What is required: In the entries below, find every line with "score" and copy it.

Entries shown:
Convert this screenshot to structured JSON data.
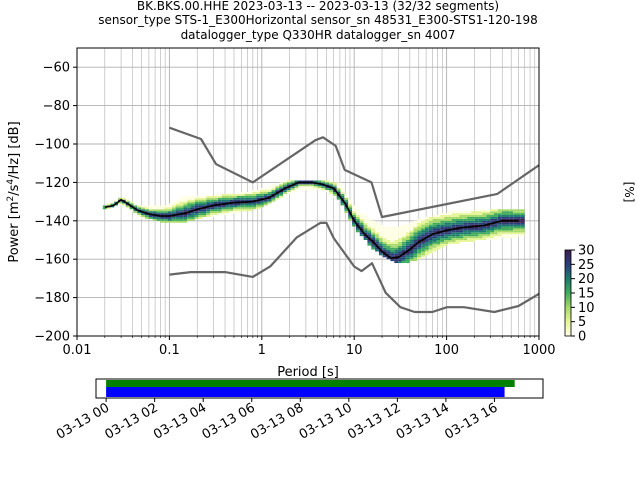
{
  "title_lines": [
    "BK.BKS.00.HHE   2023-03-13 -- 2023-03-13  (32/32 segments)",
    "sensor_type STS-1_E300Horizontal sensor_sn 48531_E300-STS1-120-198",
    "datalogger_type Q330HR datalogger_sn 4007"
  ],
  "chart_data": [
    {
      "type": "heatmap",
      "title": "BK.BKS.00.HHE   2023-03-13 -- 2023-03-13  (32/32 segments)",
      "subtitle": "sensor_type STS-1_E300Horizontal sensor_sn 48531_E300-STS1-120-198 datalogger_type Q330HR datalogger_sn 4007",
      "xlabel": "Period [s]",
      "ylabel": "Power [m²/s⁴/Hz] [dB]",
      "xscale": "log",
      "xlim": [
        0.01,
        1000
      ],
      "ylim": [
        -200,
        -50
      ],
      "xticks": [
        {
          "value": 0.01,
          "label": "0.01"
        },
        {
          "value": 0.1,
          "label": "0.1"
        },
        {
          "value": 1,
          "label": "1"
        },
        {
          "value": 10,
          "label": "10"
        },
        {
          "value": 100,
          "label": "100"
        },
        {
          "value": 1000,
          "label": "1000"
        }
      ],
      "yticks": [
        -200,
        -180,
        -160,
        -140,
        -120,
        -100,
        -80,
        -60
      ],
      "grid": true,
      "colorbar": {
        "label": "[%]",
        "ticks": [
          0,
          5,
          10,
          15,
          20,
          25,
          30
        ],
        "range": [
          0,
          30
        ],
        "colors": [
          "#ffffe5",
          "#e6f598",
          "#a6d96a",
          "#41ab5d",
          "#1d7a6e",
          "#2c3e7a",
          "#3b1f4e"
        ]
      },
      "series": [
        {
          "name": "",
          "role": "high-noise-model",
          "color": "#666666",
          "x": [
            0.1,
            0.22,
            0.32,
            0.8,
            3.8,
            4.6,
            6.3,
            7.9,
            15.4,
            20,
            354.8,
            1000
          ],
          "y": [
            -91.5,
            -97.4,
            -110.5,
            -120,
            -98,
            -96.5,
            -101,
            -113.5,
            -120,
            -138,
            -126,
            -111
          ]
        },
        {
          "name": "",
          "role": "low-noise-model",
          "color": "#666666",
          "x": [
            0.1,
            0.17,
            0.4,
            0.8,
            1.24,
            2.4,
            4.3,
            5,
            6,
            10,
            12,
            15.6,
            21.9,
            31.6,
            45,
            70,
            101,
            154,
            328,
            600,
            1000
          ],
          "y": [
            -168,
            -166.7,
            -166.7,
            -169.2,
            -163.7,
            -148.6,
            -141.1,
            -141.1,
            -149,
            -163.8,
            -166.2,
            -162.1,
            -177.5,
            -185,
            -187.5,
            -187.5,
            -185,
            -185,
            -187.5,
            -184.4,
            -178
          ]
        },
        {
          "name": "",
          "role": "mode",
          "color": "#000000",
          "x": [
            0.02,
            0.025,
            0.03,
            0.035,
            0.045,
            0.06,
            0.08,
            0.1,
            0.15,
            0.2,
            0.3,
            0.5,
            0.8,
            1.2,
            1.8,
            2.5,
            3.5,
            4.5,
            6,
            8,
            10,
            13,
            16,
            20,
            25,
            30,
            40,
            50,
            70,
            100,
            150,
            250,
            400,
            600
          ],
          "y": [
            -133,
            -132,
            -129,
            -131,
            -134.5,
            -136.5,
            -137.5,
            -137.5,
            -136,
            -134,
            -132,
            -130.5,
            -130,
            -128,
            -123,
            -120,
            -120,
            -121,
            -123,
            -131,
            -140,
            -147,
            -151,
            -156,
            -159.5,
            -159,
            -155,
            -151,
            -147,
            -145,
            -143.5,
            -142.5,
            -140,
            -140
          ]
        }
      ],
      "distribution": [
        {
          "x": 0.02,
          "y": [
            -134,
            -132
          ]
        },
        {
          "x": 0.03,
          "y": [
            -131,
            -128
          ]
        },
        {
          "x": 0.05,
          "y": [
            -138,
            -133
          ]
        },
        {
          "x": 0.1,
          "y": [
            -141,
            -132
          ]
        },
        {
          "x": 0.15,
          "y": [
            -140,
            -127
          ]
        },
        {
          "x": 0.3,
          "y": [
            -137,
            -127
          ]
        },
        {
          "x": 0.6,
          "y": [
            -135,
            -126
          ]
        },
        {
          "x": 1,
          "y": [
            -133,
            -124
          ]
        },
        {
          "x": 2,
          "y": [
            -125,
            -119
          ]
        },
        {
          "x": 3,
          "y": [
            -123,
            -119
          ]
        },
        {
          "x": 5,
          "y": [
            -124,
            -119
          ]
        },
        {
          "x": 7,
          "y": [
            -129,
            -121
          ]
        },
        {
          "x": 10,
          "y": [
            -143,
            -133
          ]
        },
        {
          "x": 15,
          "y": [
            -153,
            -140
          ]
        },
        {
          "x": 20,
          "y": [
            -158,
            -143
          ]
        },
        {
          "x": 30,
          "y": [
            -162,
            -144
          ]
        },
        {
          "x": 50,
          "y": [
            -160,
            -140
          ]
        },
        {
          "x": 100,
          "y": [
            -152,
            -136
          ]
        },
        {
          "x": 200,
          "y": [
            -150,
            -135
          ]
        },
        {
          "x": 600,
          "y": [
            -148,
            -134
          ]
        }
      ]
    },
    {
      "type": "bar",
      "orientation": "horizontal",
      "role": "data-coverage",
      "xticks": [
        "03-13 00",
        "03-13 02",
        "03-13 04",
        "03-13 06",
        "03-13 08",
        "03-13 10",
        "03-13 12",
        "03-13 14",
        "03-13 16"
      ],
      "xlim": [
        "2023-03-12 23:35",
        "2023-03-13 18:00"
      ],
      "series": [
        {
          "name": "",
          "color": "#008000",
          "start": "2023-03-13 00:00",
          "end": "2023-03-13 16:50"
        },
        {
          "name": "",
          "color": "#0000ff",
          "start": "2023-03-13 00:00",
          "end": "2023-03-13 16:25"
        }
      ]
    }
  ]
}
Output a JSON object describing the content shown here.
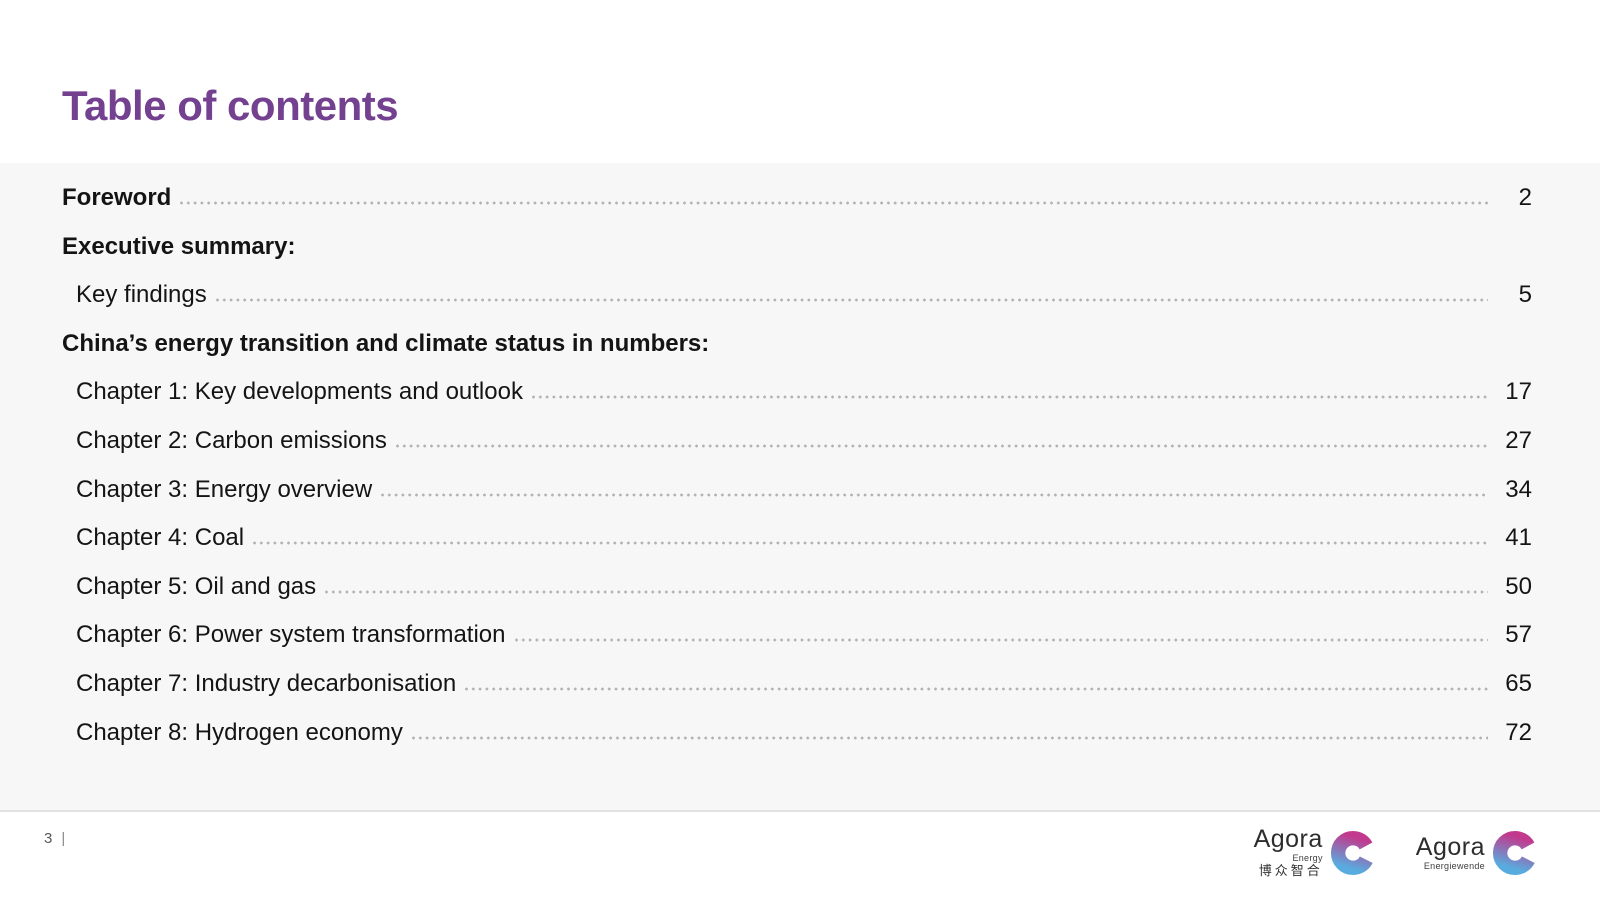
{
  "title": "Table of contents",
  "toc": {
    "entries": [
      {
        "label": "Foreword",
        "page": "2",
        "bold": true,
        "indent": false,
        "leader": true
      },
      {
        "label": "Executive summary:",
        "page": "",
        "bold": true,
        "indent": false,
        "leader": false
      },
      {
        "label": "Key findings",
        "page": "5",
        "bold": false,
        "indent": true,
        "leader": true
      },
      {
        "label": "China’s energy transition and climate status in numbers:",
        "page": "",
        "bold": true,
        "indent": false,
        "leader": false
      },
      {
        "label": "Chapter 1: Key developments and outlook",
        "page": "17",
        "bold": false,
        "indent": true,
        "leader": true
      },
      {
        "label": "Chapter 2: Carbon emissions",
        "page": "27",
        "bold": false,
        "indent": true,
        "leader": true
      },
      {
        "label": "Chapter 3: Energy overview",
        "page": "34",
        "bold": false,
        "indent": true,
        "leader": true
      },
      {
        "label": "Chapter 4: Coal",
        "page": "41",
        "bold": false,
        "indent": true,
        "leader": true
      },
      {
        "label": "Chapter 5: Oil and gas",
        "page": "50",
        "bold": false,
        "indent": true,
        "leader": true
      },
      {
        "label": "Chapter 6: Power system transformation",
        "page": "57",
        "bold": false,
        "indent": true,
        "leader": true
      },
      {
        "label": "Chapter 7: Industry decarbonisation",
        "page": "65",
        "bold": false,
        "indent": true,
        "leader": true
      },
      {
        "label": "Chapter 8: Hydrogen economy",
        "page": "72",
        "bold": false,
        "indent": true,
        "leader": true
      }
    ]
  },
  "footer": {
    "page_number": "3",
    "page_separator": "|",
    "logos": [
      {
        "name": "Agora",
        "subtitle": "Energy",
        "subtitle2": "博众智合"
      },
      {
        "name": "Agora",
        "subtitle": "Energiewende",
        "subtitle2": ""
      }
    ]
  },
  "colors": {
    "title_purple": "#73418f",
    "body_text": "#141414",
    "leader_dots": "#b2b2b2",
    "content_background": "#f7f7f7",
    "content_border": "#e2e2e2",
    "footer_text": "#595959",
    "logo_gradient_top": "#c13a8e",
    "logo_gradient_bottom": "#58abdf"
  }
}
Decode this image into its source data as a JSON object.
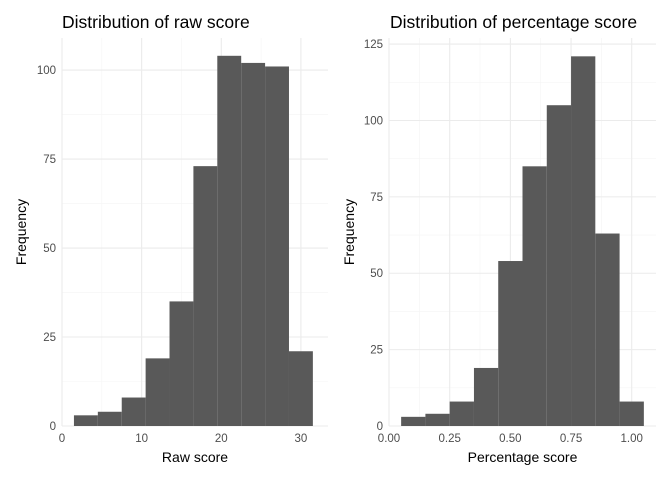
{
  "chart_data": [
    {
      "type": "bar",
      "title": "Distribution of raw score",
      "xlabel": "Raw score",
      "ylabel": "Frequency",
      "xlim": [
        0,
        33.4
      ],
      "ylim": [
        0,
        109
      ],
      "xticks": [
        0,
        10,
        20,
        30
      ],
      "xtick_labels": [
        "0",
        "10",
        "20",
        "30"
      ],
      "yticks": [
        0,
        25,
        50,
        75,
        100
      ],
      "ytick_labels": [
        "0",
        "25",
        "50",
        "75",
        "100"
      ],
      "grid": true,
      "bins": [
        {
          "x0": 1.5,
          "x1": 4.5,
          "value": 3
        },
        {
          "x0": 4.5,
          "x1": 7.5,
          "value": 4
        },
        {
          "x0": 7.5,
          "x1": 10.5,
          "value": 8
        },
        {
          "x0": 10.5,
          "x1": 13.5,
          "value": 19
        },
        {
          "x0": 13.5,
          "x1": 16.5,
          "value": 35
        },
        {
          "x0": 16.5,
          "x1": 19.5,
          "value": 73
        },
        {
          "x0": 19.5,
          "x1": 22.5,
          "value": 104
        },
        {
          "x0": 22.5,
          "x1": 25.5,
          "value": 102
        },
        {
          "x0": 25.5,
          "x1": 28.5,
          "value": 101
        },
        {
          "x0": 28.5,
          "x1": 31.5,
          "value": 21
        }
      ],
      "bar_color": "#595959"
    },
    {
      "type": "bar",
      "title": "Distribution of percentage score",
      "xlabel": "Percentage score",
      "ylabel": "Frequency",
      "xlim": [
        0,
        1.1
      ],
      "ylim": [
        0,
        127
      ],
      "xticks": [
        0,
        0.25,
        0.5,
        0.75,
        1.0
      ],
      "xtick_labels": [
        "0.00",
        "0.25",
        "0.50",
        "0.75",
        "1.00"
      ],
      "yticks": [
        0,
        25,
        50,
        75,
        100,
        125
      ],
      "ytick_labels": [
        "0",
        "25",
        "50",
        "75",
        "100",
        "125"
      ],
      "grid": true,
      "bins": [
        {
          "x0": 0.05,
          "x1": 0.15,
          "value": 3
        },
        {
          "x0": 0.15,
          "x1": 0.25,
          "value": 4
        },
        {
          "x0": 0.25,
          "x1": 0.35,
          "value": 8
        },
        {
          "x0": 0.35,
          "x1": 0.45,
          "value": 19
        },
        {
          "x0": 0.45,
          "x1": 0.55,
          "value": 54
        },
        {
          "x0": 0.55,
          "x1": 0.65,
          "value": 85
        },
        {
          "x0": 0.65,
          "x1": 0.75,
          "value": 105
        },
        {
          "x0": 0.75,
          "x1": 0.85,
          "value": 121
        },
        {
          "x0": 0.85,
          "x1": 0.95,
          "value": 63
        },
        {
          "x0": 0.95,
          "x1": 1.05,
          "value": 8
        }
      ],
      "bar_color": "#595959"
    }
  ]
}
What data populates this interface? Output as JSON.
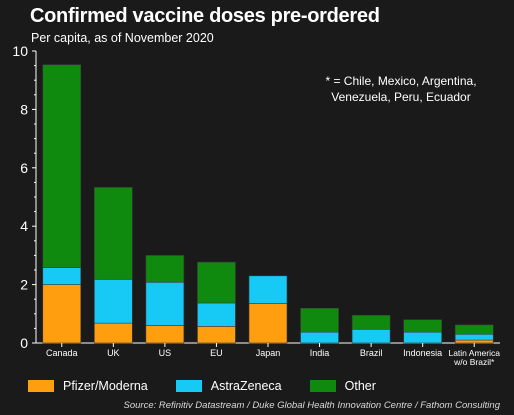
{
  "chart_data": {
    "type": "bar",
    "stacked": true,
    "title": "Confirmed vaccine doses pre-ordered",
    "subtitle": "Per capita, as of November 2020",
    "note": [
      "* = Chile, Mexico, Argentina,",
      "Venezuela, Peru, Ecuador"
    ],
    "categories": [
      "Canada",
      "UK",
      "US",
      "EU",
      "Japan",
      "India",
      "Brazil",
      "Indonesia",
      [
        "Latin America",
        "w/o Brazil*"
      ]
    ],
    "series": [
      {
        "name": "Pfizer/Moderna",
        "color": "#ff9f0f",
        "values": [
          2.0,
          0.68,
          0.6,
          0.57,
          1.35,
          0.0,
          0.0,
          0.0,
          0.1
        ]
      },
      {
        "name": "AstraZeneca",
        "color": "#17c9f5",
        "values": [
          0.58,
          1.5,
          1.48,
          0.8,
          0.95,
          0.37,
          0.47,
          0.37,
          0.2
        ]
      },
      {
        "name": "Other",
        "color": "#0f8a0f",
        "values": [
          6.95,
          3.15,
          0.92,
          1.4,
          0.0,
          0.82,
          0.48,
          0.43,
          0.32
        ]
      }
    ],
    "yticks": [
      0,
      2,
      4,
      6,
      8,
      10
    ],
    "ylim": [
      0,
      10
    ],
    "grid": false,
    "legend_position": "bottom"
  },
  "source": "Source: Refinitiv Datastream / Duke Global Health Innovation Centre / Fathom Consulting"
}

Response to the exercise:
      "title": "Distribution of raw score",
      "xlabel": "Raw score",
      "title": "Distribution of percentage score",
      "xlabel": "Percentage score",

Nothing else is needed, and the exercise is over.